Start RECORDED INFORMATION

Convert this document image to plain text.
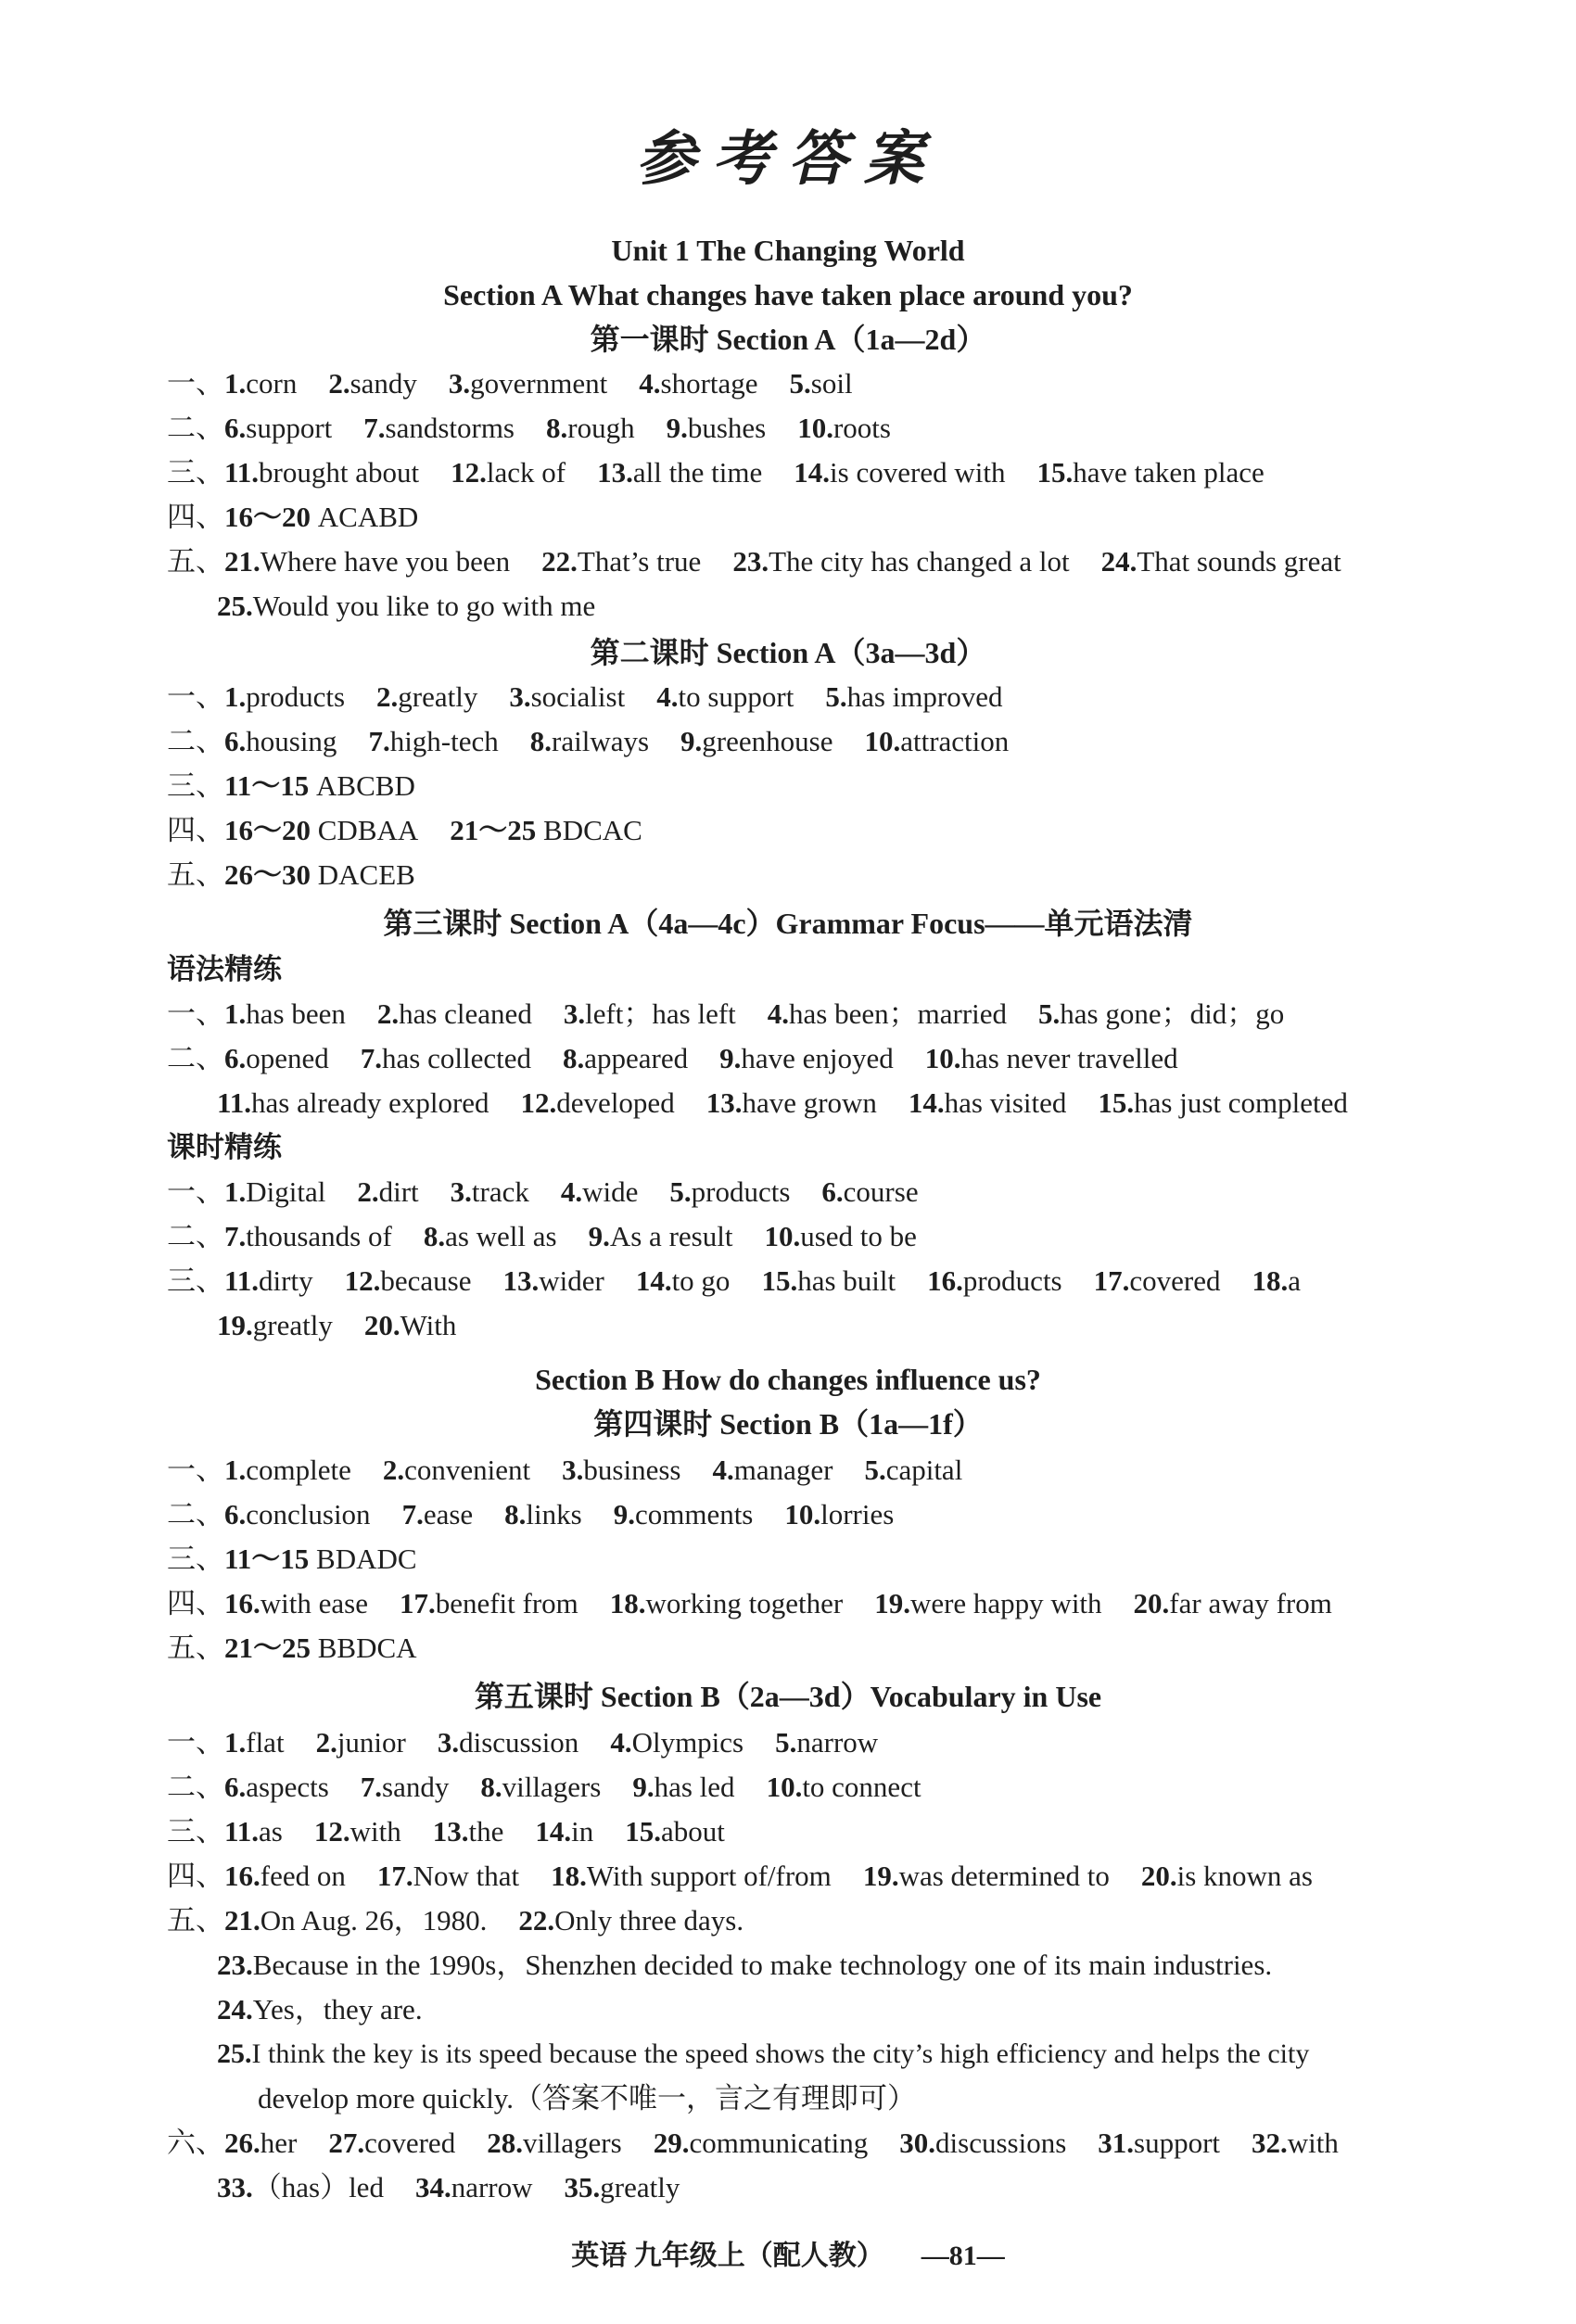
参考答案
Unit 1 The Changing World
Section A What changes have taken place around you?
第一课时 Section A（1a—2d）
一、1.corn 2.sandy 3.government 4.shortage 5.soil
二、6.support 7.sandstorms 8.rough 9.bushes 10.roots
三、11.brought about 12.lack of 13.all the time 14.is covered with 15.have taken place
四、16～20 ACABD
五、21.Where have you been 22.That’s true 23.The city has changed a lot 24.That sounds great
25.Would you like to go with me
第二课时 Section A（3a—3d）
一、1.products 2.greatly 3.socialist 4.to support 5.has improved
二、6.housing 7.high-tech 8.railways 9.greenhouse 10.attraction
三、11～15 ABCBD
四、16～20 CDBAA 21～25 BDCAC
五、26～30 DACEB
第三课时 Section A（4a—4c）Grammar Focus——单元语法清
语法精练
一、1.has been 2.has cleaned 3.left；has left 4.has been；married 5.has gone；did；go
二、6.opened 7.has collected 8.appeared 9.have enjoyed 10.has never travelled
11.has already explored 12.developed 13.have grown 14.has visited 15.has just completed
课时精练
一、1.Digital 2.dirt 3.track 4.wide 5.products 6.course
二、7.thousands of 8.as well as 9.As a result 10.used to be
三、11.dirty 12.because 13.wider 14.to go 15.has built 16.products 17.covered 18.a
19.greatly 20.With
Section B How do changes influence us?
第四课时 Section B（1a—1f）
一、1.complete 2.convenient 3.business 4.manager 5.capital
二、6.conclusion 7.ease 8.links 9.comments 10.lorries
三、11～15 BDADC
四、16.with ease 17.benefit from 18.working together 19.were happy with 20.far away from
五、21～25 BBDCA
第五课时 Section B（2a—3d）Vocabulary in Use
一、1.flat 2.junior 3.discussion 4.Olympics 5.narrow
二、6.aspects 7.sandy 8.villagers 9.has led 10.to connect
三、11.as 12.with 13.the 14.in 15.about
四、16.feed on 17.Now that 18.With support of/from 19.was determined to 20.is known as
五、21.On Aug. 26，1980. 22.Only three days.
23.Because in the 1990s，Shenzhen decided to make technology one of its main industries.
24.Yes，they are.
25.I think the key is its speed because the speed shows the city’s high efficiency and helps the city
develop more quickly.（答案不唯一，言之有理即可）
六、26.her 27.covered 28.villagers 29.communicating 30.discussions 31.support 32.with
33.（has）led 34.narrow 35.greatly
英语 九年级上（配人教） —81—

End RECORDED INFORMATION

◆ **WRITTEN EXERCISE**
Exactly reproduce the entries above, minus the pictures.

◆ **ANSWER**
Convert this document image to plain text.
参考答案
Unit 1 The Changing World
Section A What changes have taken place around you?
第一课时 Section A（1a—2d）
一、1.corn 2.sandy 3.government 4.shortage 5.soil
二、6.support 7.sandstorms 8.rough 9.bushes 10.roots
三、11.brought about 12.lack of 13.all the time 14.is covered with 15.have taken place
四、16～20 ACABD
五、21.Where have you been 22.That’s true 23.The city has changed a lot 24.That sounds great
25.Would you like to go with me
第二课时 Section A（3a—3d）
一、1.products 2.greatly 3.socialist 4.to support 5.has improved
二、6.housing 7.high-tech 8.railways 9.greenhouse 10.attraction
三、11～15 ABCBD
四、16～20 CDBAA 21～25 BDCAC
五、26～30 DACEB
第三课时 Section A（4a—4c）Grammar Focus——单元语法清
语法精练
一、1.has been 2.has cleaned 3.left；has left 4.has been；married 5.has gone；did；go
二、6.opened 7.has collected 8.appeared 9.have enjoyed 10.has never travelled
11.has already explored 12.developed 13.have grown 14.has visited 15.has just completed
课时精练
一、1.Digital 2.dirt 3.track 4.wide 5.products 6.course
二、7.thousands of 8.as well as 9.As a result 10.used to be
三、11.dirty 12.because 13.wider 14.to go 15.has built 16.products 17.covered 18.a
19.greatly 20.With
Section B How do changes influence us?
第四课时 Section B（1a—1f）
一、1.complete 2.convenient 3.business 4.manager 5.capital
二、6.conclusion 7.ease 8.links 9.comments 10.lorries
三、11～15 BDADC
四、16.with ease 17.benefit from 18.working together 19.were happy with 20.far away from
五、21～25 BBDCA
第五课时 Section B（2a—3d）Vocabulary in Use
一、1.flat 2.junior 3.discussion 4.Olympics 5.narrow
二、6.aspects 7.sandy 8.villagers 9.has led 10.to connect
三、11.as 12.with 13.the 14.in 15.about
四、16.feed on 17.Now that 18.With support of/from 19.was determined to 20.is known as
五、21.On Aug. 26，1980. 22.Only three days.
23.Because in the 1990s，Shenzhen decided to make technology one of its main industries.
24.Yes，they are.
25.I think the key is its speed because the speed shows the city’s high efficiency and helps the city
develop more quickly.（答案不唯一，言之有理即可）
六、26.her 27.covered 28.villagers 29.communicating 30.discussions 31.support 32.with
33.（has）led 34.narrow 35.greatly
英语 九年级上（配人教） —81—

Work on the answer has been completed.